# Start of Recorded data
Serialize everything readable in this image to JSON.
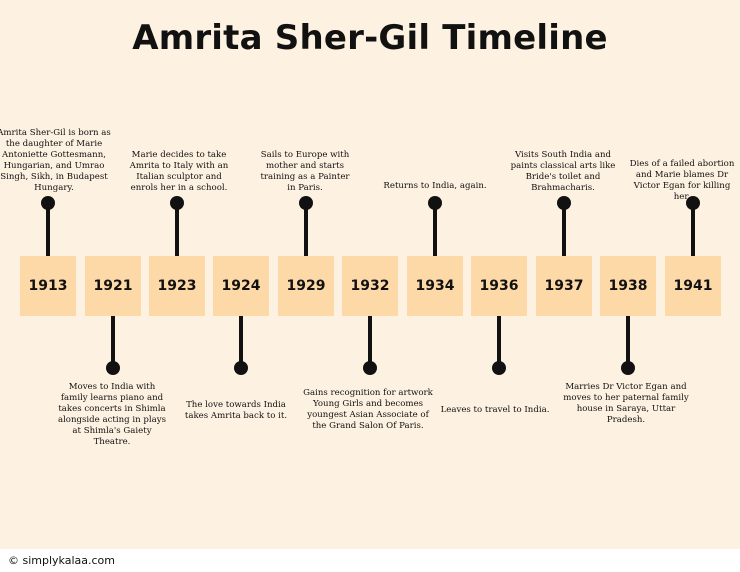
{
  "title": "Amrita Sher-Gil Timeline",
  "footer": "© simplykalaa.com",
  "years": [
    "1913",
    "1921",
    "1923",
    "1924",
    "1929",
    "1932",
    "1934",
    "1936",
    "1937",
    "1938",
    "1941"
  ],
  "events": {
    "e1913": "Amrita Sher-Gil is born as the daughter of  Marie Antoniette Gottesmann, Hungarian, and Umrao Singh, Sikh, in Budapest Hungary.",
    "e1921": "Moves to India with family learns piano and takes concerts in Shimla alongside acting in plays at Shimla's Gaiety Theatre.",
    "e1923": "Marie decides to take Amrita to Italy with an Italian sculptor and enrols her in a school.",
    "e1924": "The love towards India takes Amrita back to it.",
    "e1929": "Sails to Europe with mother and starts training as a Painter in Paris.",
    "e1932": "Gains recognition for artwork Young Girls and becomes youngest Asian Associate of the Grand Salon Of Paris.",
    "e1934": "Returns to India, again.",
    "e1936": "Leaves to travel to India.",
    "e1937": "Visits South India and paints classical arts like Bride's toilet and Brahmacharis.",
    "e1938": "Marries Dr Victor Egan and moves to her paternal family house in Saraya, Uttar Pradesh.",
    "e1941": "Dies of a failed abortion and Marie blames Dr Victor Egan for killing her."
  }
}
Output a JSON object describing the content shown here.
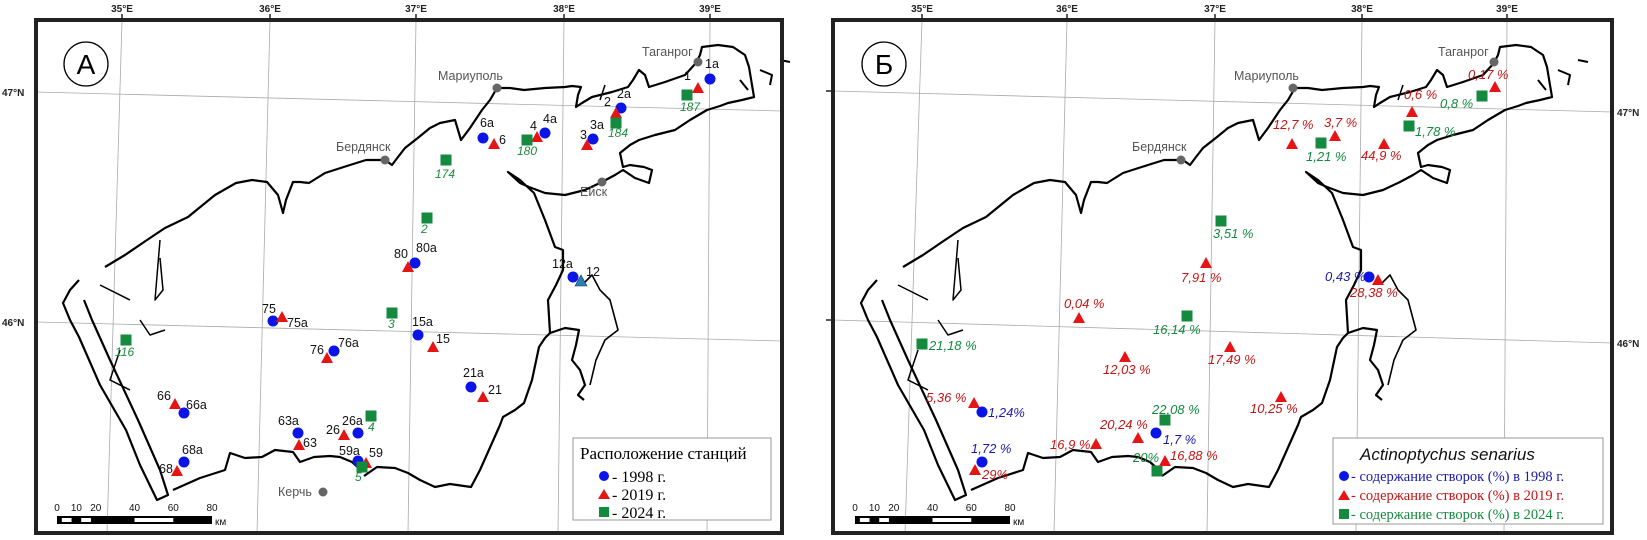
{
  "axes": {
    "lon_ticks": [
      "35°E",
      "36°E",
      "37°E",
      "38°E",
      "39°E"
    ],
    "lat_ticks": [
      "47°N",
      "46°N"
    ]
  },
  "colors": {
    "y1998": "#0a14e6",
    "y2019": "#e61414",
    "y2024": "#138a3e",
    "y2019_label": "#c41414",
    "y1998_label": "#1a1aaa",
    "station12": "#2a7fb8"
  },
  "cities": [
    "Таганрог",
    "Мариуполь",
    "Бердянск",
    "Ейск",
    "Керчь"
  ],
  "scale_bar": {
    "labels": [
      "0",
      "10",
      "20",
      "40",
      "60",
      "80"
    ],
    "unit": "км"
  },
  "panel_a": {
    "letter": "А",
    "stations": [
      {
        "label": "1a",
        "year": "1998"
      },
      {
        "label": "1",
        "year": "2019"
      },
      {
        "label": "187",
        "year": "2024"
      },
      {
        "label": "2a",
        "year": "1998"
      },
      {
        "label": "2",
        "year": "2019"
      },
      {
        "label": "184",
        "year": "2024"
      },
      {
        "label": "3a",
        "year": "1998"
      },
      {
        "label": "3",
        "year": "2019"
      },
      {
        "label": "4a",
        "year": "1998"
      },
      {
        "label": "4",
        "year": "2019"
      },
      {
        "label": "180",
        "year": "2024"
      },
      {
        "label": "6a",
        "year": "1998"
      },
      {
        "label": "6",
        "year": "2019"
      },
      {
        "label": "174",
        "year": "2024"
      },
      {
        "label": "2",
        "year": "2024"
      },
      {
        "label": "80a",
        "year": "1998"
      },
      {
        "label": "80",
        "year": "2019"
      },
      {
        "label": "12a",
        "year": "1998"
      },
      {
        "label": "12",
        "year": "2019"
      },
      {
        "label": "75",
        "year": "1998"
      },
      {
        "label": "75a",
        "year": "2019"
      },
      {
        "label": "3",
        "year": "2024"
      },
      {
        "label": "15a",
        "year": "1998"
      },
      {
        "label": "15",
        "year": "2019"
      },
      {
        "label": "116",
        "year": "2024"
      },
      {
        "label": "76a",
        "year": "1998"
      },
      {
        "label": "76",
        "year": "2019"
      },
      {
        "label": "21a",
        "year": "1998"
      },
      {
        "label": "21",
        "year": "2019"
      },
      {
        "label": "66",
        "year": "2019"
      },
      {
        "label": "66a",
        "year": "1998"
      },
      {
        "label": "4",
        "year": "2024"
      },
      {
        "label": "63a",
        "year": "1998"
      },
      {
        "label": "63",
        "year": "2019"
      },
      {
        "label": "26",
        "year": "2019"
      },
      {
        "label": "26a",
        "year": "1998"
      },
      {
        "label": "59a",
        "year": "1998"
      },
      {
        "label": "59",
        "year": "2019"
      },
      {
        "label": "5",
        "year": "2024"
      },
      {
        "label": "68a",
        "year": "1998"
      },
      {
        "label": "68",
        "year": "2019"
      }
    ],
    "legend": {
      "title": "Расположение станций",
      "items": [
        "- 1998 г.",
        "- 2019 г.",
        "- 2024 г."
      ]
    }
  },
  "panel_b": {
    "letter": "Б",
    "stations": [
      {
        "value": "0,17 %",
        "year": "2019"
      },
      {
        "value": "0,8 %",
        "year": "2024"
      },
      {
        "value": "0,6 %",
        "year": "2019"
      },
      {
        "value": "1,78 %",
        "year": "2024"
      },
      {
        "value": "12,7 %",
        "year": "2019"
      },
      {
        "value": "3,7 %",
        "year": "2019"
      },
      {
        "value": "1,21 %",
        "year": "2024"
      },
      {
        "value": "44,9 %",
        "year": "2019"
      },
      {
        "value": "3,51 %",
        "year": "2024"
      },
      {
        "value": "7,91 %",
        "year": "2019"
      },
      {
        "value": "0,43 %",
        "year": "1998"
      },
      {
        "value": "28,38 %",
        "year": "2019"
      },
      {
        "value": "0,04 %",
        "year": "2019"
      },
      {
        "value": "16,14 %",
        "year": "2024"
      },
      {
        "value": "21,18 %",
        "year": "2024"
      },
      {
        "value": "17,49 %",
        "year": "2019"
      },
      {
        "value": "12,03 %",
        "year": "2019"
      },
      {
        "value": "10,25 %",
        "year": "2019"
      },
      {
        "value": "5,36 %",
        "year": "2019"
      },
      {
        "value": "1,24%",
        "year": "1998"
      },
      {
        "value": "22,08 %",
        "year": "2024"
      },
      {
        "value": "20,24 %",
        "year": "2019"
      },
      {
        "value": "1,7 %",
        "year": "1998"
      },
      {
        "value": "16,9 %",
        "year": "2019"
      },
      {
        "value": "1,72 %",
        "year": "1998"
      },
      {
        "value": "29%",
        "year": "2019"
      },
      {
        "value": "20%",
        "year": "2024"
      },
      {
        "value": "16,88 %",
        "year": "2019"
      }
    ],
    "legend": {
      "title": "Actinoptychus senarius",
      "items": [
        "- содержание створок (%) в 1998 г.",
        "- содержание створок (%) в 2019 г.",
        "- содержание створок (%) в 2024 г."
      ]
    }
  }
}
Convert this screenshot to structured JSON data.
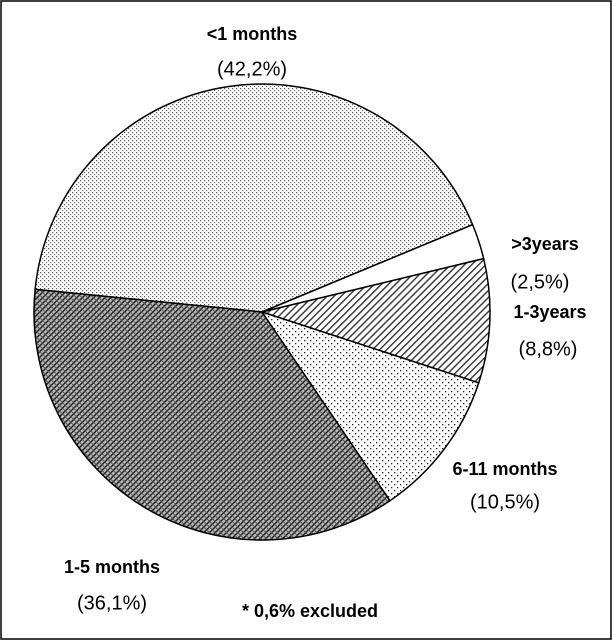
{
  "chart_data": {
    "type": "pie",
    "categories": [
      "<1 months",
      ">3years",
      "1-3years",
      "6-11 months",
      "1-5 months"
    ],
    "values": [
      42.2,
      2.5,
      8.8,
      10.5,
      36.1
    ],
    "value_labels": [
      "(42,2%)",
      "(2,5%)",
      "(8,8%)",
      "(10,5%)",
      "(36,1%)"
    ],
    "annotation": "* 0,6% excluded"
  }
}
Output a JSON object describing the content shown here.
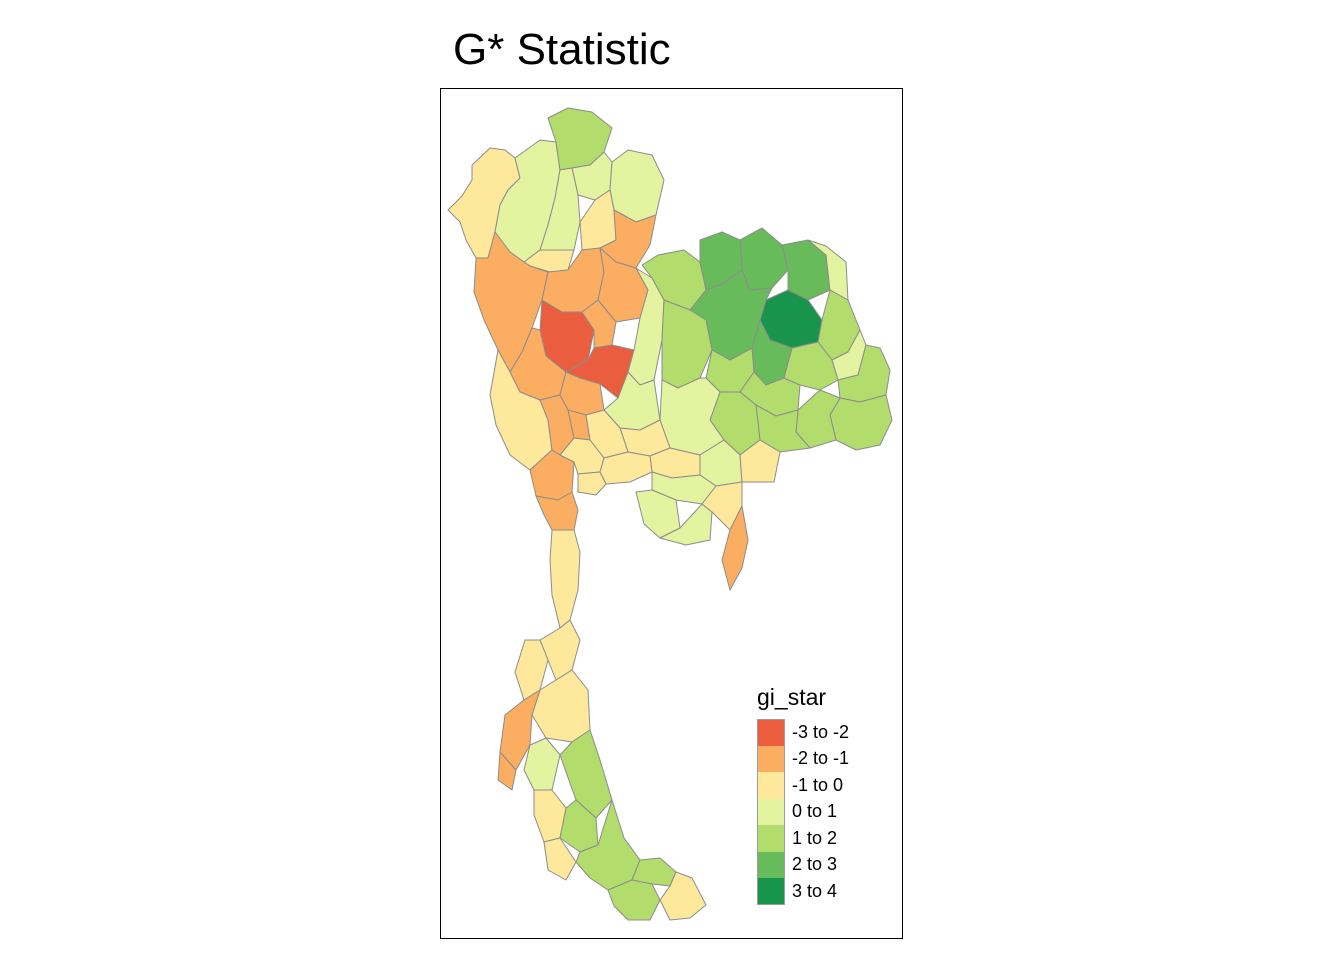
{
  "title": "G* Statistic",
  "legend": {
    "title": "gi_star",
    "items": [
      {
        "label": "-3 to -2",
        "color": "#ea5d3e"
      },
      {
        "label": "-2 to -1",
        "color": "#fbae61"
      },
      {
        "label": "-1 to 0",
        "color": "#fee89c"
      },
      {
        "label": "0 to 1",
        "color": "#e4f3a0"
      },
      {
        "label": "1 to 2",
        "color": "#b2dc6c"
      },
      {
        "label": "2 to 3",
        "color": "#68bb5a"
      },
      {
        "label": "3 to 4",
        "color": "#19944c"
      }
    ]
  },
  "map": {
    "region": "Thailand provinces",
    "variable": "gi_star",
    "border_color": "#8c8c8c",
    "frame_color": "#000000"
  }
}
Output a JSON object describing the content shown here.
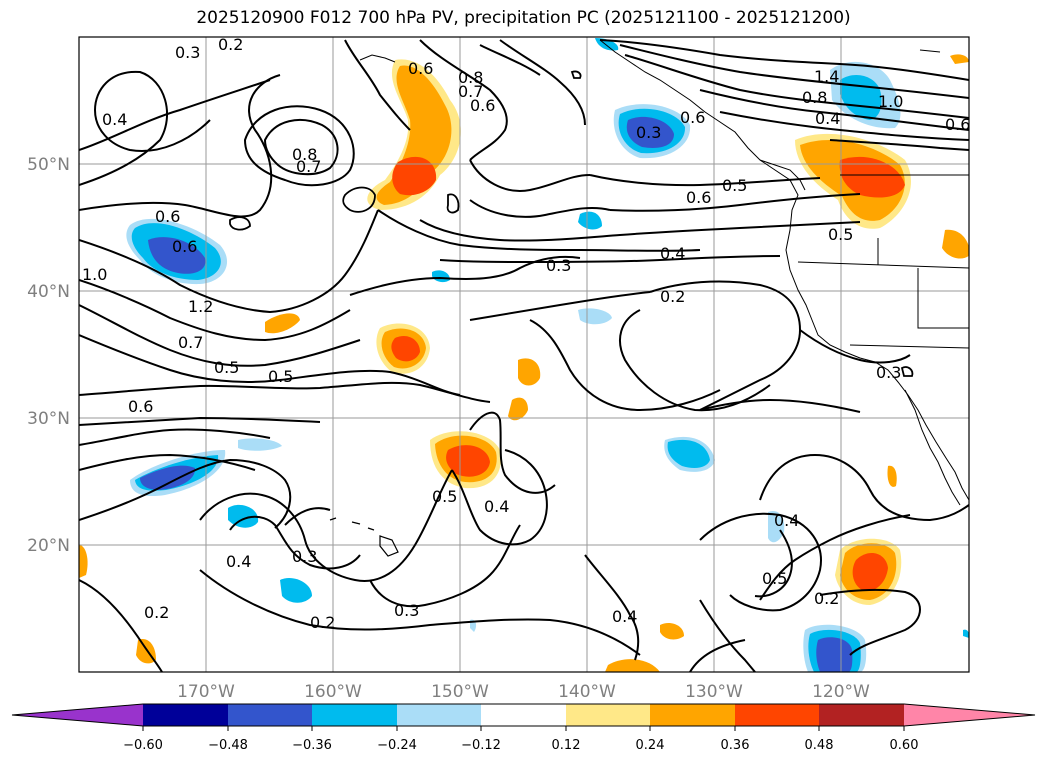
{
  "title": "2025120900 F012 700 hPa PV, precipitation PC (2025121100 - 2025121200)",
  "latitude_labels": [
    "50°N",
    "40°N",
    "30°N",
    "20°N"
  ],
  "longitude_labels": [
    "170°W",
    "160°W",
    "150°W",
    "140°W",
    "130°W",
    "120°W"
  ],
  "colorbar": {
    "tick_labels": [
      "−0.60",
      "−0.48",
      "−0.36",
      "−0.24",
      "−0.12",
      "0.12",
      "0.24",
      "0.36",
      "0.48",
      "0.60"
    ],
    "colors": [
      "#9933cc",
      "#000099",
      "#3355cc",
      "#00bbee",
      "#aaddf7",
      "#ffffff",
      "#ffe888",
      "#ffa500",
      "#ff4500",
      "#b22222",
      "#ff85a8"
    ]
  },
  "contour_labels": [
    "0.3",
    "0.2",
    "0.6",
    "0.8",
    "0.7",
    "0.6",
    "1.4",
    "0.8",
    "1.0",
    "0.4",
    "0.6",
    "0.4",
    "0.8",
    "0.7",
    "0.3",
    "0.6",
    "0.6",
    "0.6",
    "1.0",
    "1.2",
    "0.7",
    "0.5",
    "0.5",
    "0.6",
    "0.5",
    "0.6",
    "0.5",
    "0.3",
    "0.4",
    "0.2",
    "0.3",
    "0.5",
    "0.4",
    "0.4",
    "0.3",
    "0.3",
    "0.2",
    "0.2",
    "0.4",
    "0.4",
    "0.5",
    "0.2"
  ]
}
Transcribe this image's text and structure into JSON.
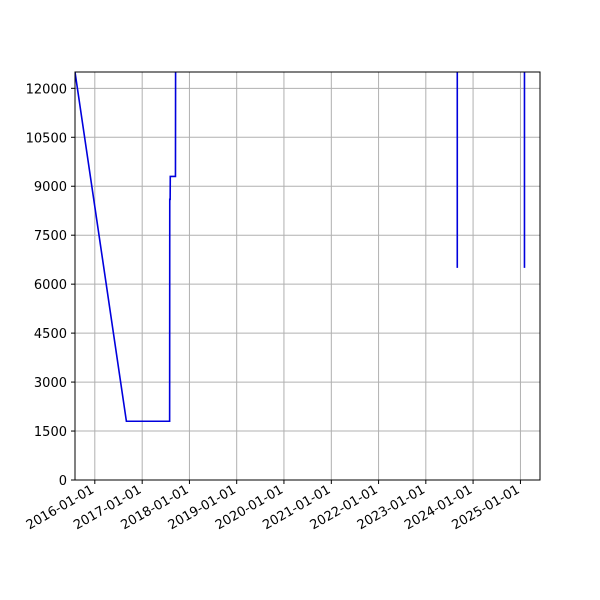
# End of Recorded data
### Set task:
Isolate each line of the listing above that includes "family". Copy it.

### Output for this exercise:
    "e1921": "Moves to India with family learns piano and takes concerts in Shimla alongside acting in plays at Shimla's Gaiety Theatre.",
    "e1938": "Marries Dr Victor Egan and moves to her paternal family house in Saraya, Uttar Pradesh.",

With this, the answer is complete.